## The task
Within the material below, find each line bearing the word "text" and present it.

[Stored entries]
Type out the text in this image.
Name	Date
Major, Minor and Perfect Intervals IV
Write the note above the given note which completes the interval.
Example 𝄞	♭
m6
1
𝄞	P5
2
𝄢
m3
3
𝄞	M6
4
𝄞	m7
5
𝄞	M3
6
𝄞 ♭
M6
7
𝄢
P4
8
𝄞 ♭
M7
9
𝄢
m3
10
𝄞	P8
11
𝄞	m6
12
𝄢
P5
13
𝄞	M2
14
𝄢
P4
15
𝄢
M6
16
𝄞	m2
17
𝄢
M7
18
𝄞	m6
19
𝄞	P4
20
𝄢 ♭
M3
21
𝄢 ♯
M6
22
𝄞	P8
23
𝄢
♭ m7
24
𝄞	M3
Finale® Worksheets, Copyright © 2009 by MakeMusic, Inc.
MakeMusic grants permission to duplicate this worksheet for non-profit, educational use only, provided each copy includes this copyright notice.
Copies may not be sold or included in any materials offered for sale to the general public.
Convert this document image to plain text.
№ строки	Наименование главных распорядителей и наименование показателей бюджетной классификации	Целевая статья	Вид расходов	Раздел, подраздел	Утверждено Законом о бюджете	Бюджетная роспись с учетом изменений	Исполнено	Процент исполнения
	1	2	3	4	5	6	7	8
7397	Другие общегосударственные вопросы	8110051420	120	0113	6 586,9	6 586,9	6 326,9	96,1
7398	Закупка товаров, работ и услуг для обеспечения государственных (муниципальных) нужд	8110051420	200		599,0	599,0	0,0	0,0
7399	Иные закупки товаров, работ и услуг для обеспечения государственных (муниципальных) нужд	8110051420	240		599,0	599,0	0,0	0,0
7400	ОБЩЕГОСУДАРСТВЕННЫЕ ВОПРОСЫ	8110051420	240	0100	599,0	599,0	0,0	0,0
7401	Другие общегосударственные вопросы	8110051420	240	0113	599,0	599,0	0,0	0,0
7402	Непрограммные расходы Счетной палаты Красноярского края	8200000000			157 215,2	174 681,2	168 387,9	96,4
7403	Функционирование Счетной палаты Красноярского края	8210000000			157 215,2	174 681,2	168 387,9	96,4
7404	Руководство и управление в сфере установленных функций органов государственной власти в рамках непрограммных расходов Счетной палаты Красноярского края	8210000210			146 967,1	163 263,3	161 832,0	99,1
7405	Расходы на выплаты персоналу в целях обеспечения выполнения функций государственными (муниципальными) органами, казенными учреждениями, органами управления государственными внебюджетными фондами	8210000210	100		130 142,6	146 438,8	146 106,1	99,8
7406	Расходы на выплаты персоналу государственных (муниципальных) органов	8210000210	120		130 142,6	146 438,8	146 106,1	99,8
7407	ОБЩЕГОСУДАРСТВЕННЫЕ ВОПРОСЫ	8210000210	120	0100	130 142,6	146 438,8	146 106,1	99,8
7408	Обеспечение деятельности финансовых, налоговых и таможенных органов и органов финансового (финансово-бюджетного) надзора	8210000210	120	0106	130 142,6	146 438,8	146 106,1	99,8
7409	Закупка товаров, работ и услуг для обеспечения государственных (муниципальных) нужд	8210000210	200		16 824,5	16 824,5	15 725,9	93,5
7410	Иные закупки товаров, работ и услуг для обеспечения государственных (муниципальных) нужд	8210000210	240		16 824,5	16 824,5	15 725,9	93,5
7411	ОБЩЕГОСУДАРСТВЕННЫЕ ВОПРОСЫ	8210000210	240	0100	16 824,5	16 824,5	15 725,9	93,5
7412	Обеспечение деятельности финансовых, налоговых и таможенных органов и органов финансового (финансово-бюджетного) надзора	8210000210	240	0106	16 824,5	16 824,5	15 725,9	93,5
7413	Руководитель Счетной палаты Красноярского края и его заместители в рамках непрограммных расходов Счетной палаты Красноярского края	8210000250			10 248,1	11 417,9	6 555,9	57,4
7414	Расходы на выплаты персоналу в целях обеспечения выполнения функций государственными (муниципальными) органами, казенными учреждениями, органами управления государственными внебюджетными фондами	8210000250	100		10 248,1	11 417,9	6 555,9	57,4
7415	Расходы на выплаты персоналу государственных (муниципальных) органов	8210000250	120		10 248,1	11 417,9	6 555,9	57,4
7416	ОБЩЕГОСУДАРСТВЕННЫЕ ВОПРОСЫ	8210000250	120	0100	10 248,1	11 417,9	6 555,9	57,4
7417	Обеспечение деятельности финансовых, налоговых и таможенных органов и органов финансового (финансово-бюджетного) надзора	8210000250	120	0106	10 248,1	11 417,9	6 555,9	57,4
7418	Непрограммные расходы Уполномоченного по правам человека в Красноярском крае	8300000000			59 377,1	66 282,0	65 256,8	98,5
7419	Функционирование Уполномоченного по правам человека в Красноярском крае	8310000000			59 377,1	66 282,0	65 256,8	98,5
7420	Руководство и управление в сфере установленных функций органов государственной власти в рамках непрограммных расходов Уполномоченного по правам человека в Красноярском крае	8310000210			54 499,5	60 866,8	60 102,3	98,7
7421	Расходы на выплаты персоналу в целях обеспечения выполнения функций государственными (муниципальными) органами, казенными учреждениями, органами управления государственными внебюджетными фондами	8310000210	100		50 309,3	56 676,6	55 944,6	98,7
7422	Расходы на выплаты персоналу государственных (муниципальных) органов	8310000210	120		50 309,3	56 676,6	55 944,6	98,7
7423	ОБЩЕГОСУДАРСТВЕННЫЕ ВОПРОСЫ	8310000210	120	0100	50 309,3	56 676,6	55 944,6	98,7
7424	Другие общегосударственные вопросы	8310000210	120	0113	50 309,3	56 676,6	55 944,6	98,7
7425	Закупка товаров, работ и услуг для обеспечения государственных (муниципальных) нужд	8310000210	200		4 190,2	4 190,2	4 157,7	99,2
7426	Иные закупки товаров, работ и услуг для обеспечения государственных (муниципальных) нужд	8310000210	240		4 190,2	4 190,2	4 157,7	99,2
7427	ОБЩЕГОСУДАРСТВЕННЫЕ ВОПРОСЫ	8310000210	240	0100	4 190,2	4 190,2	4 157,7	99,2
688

## Answer for the task
Type out the text in this image.
Convert this document image to plain text.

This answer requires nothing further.